* STATED PROBLEM: Word for word, set down the records and skip each picture.

* DATA FOR THIS TASK:
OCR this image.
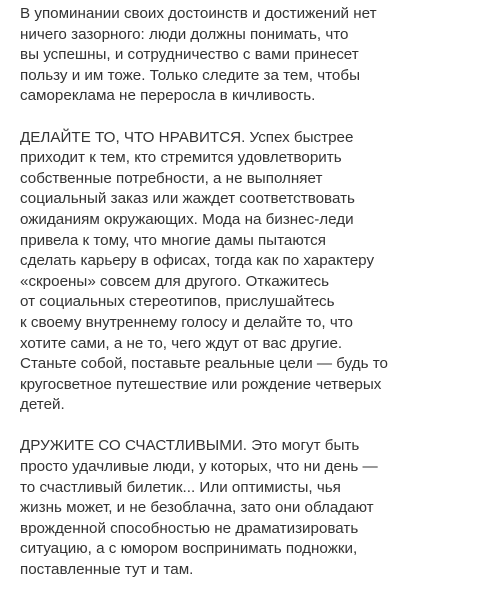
В упоминании своих достоинств и достижений нет
ничего зазорного: люди должны понимать, что
вы успешны, и сотрудничество с вами принесет
пользу и им тоже. Только следите за тем, чтобы
самореклама не переросла в кичливость.
ДЕЛАЙТЕ ТО, ЧТО НРАВИТСЯ. Успех быстрее
приходит к тем, кто стремится удовлетворить
собственные потребности, а не выполняет
социальный заказ или жаждет соответствовать
ожиданиям окружающих. Мода на бизнес-леди
привела к тому, что многие дамы пытаются
сделать карьеру в офисах, тогда как по характеру
«скроены» совсем для другого. Откажитесь
от социальных стереотипов, прислушайтесь
к своему внутреннему голосу и делайте то, что
хотите сами, а не то, чего ждут от вас другие.
Станьте собой, поставьте реальные цели — будь то
кругосветное путешествие или рождение четверых
детей.
ДРУЖИТЕ СО СЧАСТЛИВЫМИ. Это могут быть
просто удачливые люди, у которых, что ни день —
то счастливый билетик... Или оптимисты, чья
жизнь может, и не безоблачна, зато они обладают
врожденной способностью не драматизировать
ситуацию, а с юмором воспринимать подножки,
поставленные тут и там.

* COMPLETE OUTPUT:
OCR this image.
В упоминании своих достоинств и достижений нет
ничего зазорного: люди должны понимать, что
вы успешны, и сотрудничество с вами принесет
пользу и им тоже. Только следите за тем, чтобы
самореклама не переросла в кичливость.
ДЕЛАЙТЕ ТО, ЧТО НРАВИТСЯ. Успех быстрее
приходит к тем, кто стремится удовлетворить
собственные потребности, а не выполняет
социальный заказ или жаждет соответствовать
ожиданиям окружающих. Мода на бизнес-леди
привела к тому, что многие дамы пытаются
сделать карьеру в офисах, тогда как по характеру
«скроены» совсем для другого. Откажитесь
от социальных стереотипов, прислушайтесь
к своему внутреннему голосу и делайте то, что
хотите сами, а не то, чего ждут от вас другие.
Станьте собой, поставьте реальные цели — будь то
кругосветное путешествие или рождение четверых
детей.
ДРУЖИТЕ СО СЧАСТЛИВЫМИ. Это могут быть
просто удачливые люди, у которых, что ни день —
то счастливый билетик... Или оптимисты, чья
жизнь может, и не безоблачна, зато они обладают
врожденной способностью не драматизировать
ситуацию, а с юмором воспринимать подножки,
поставленные тут и там.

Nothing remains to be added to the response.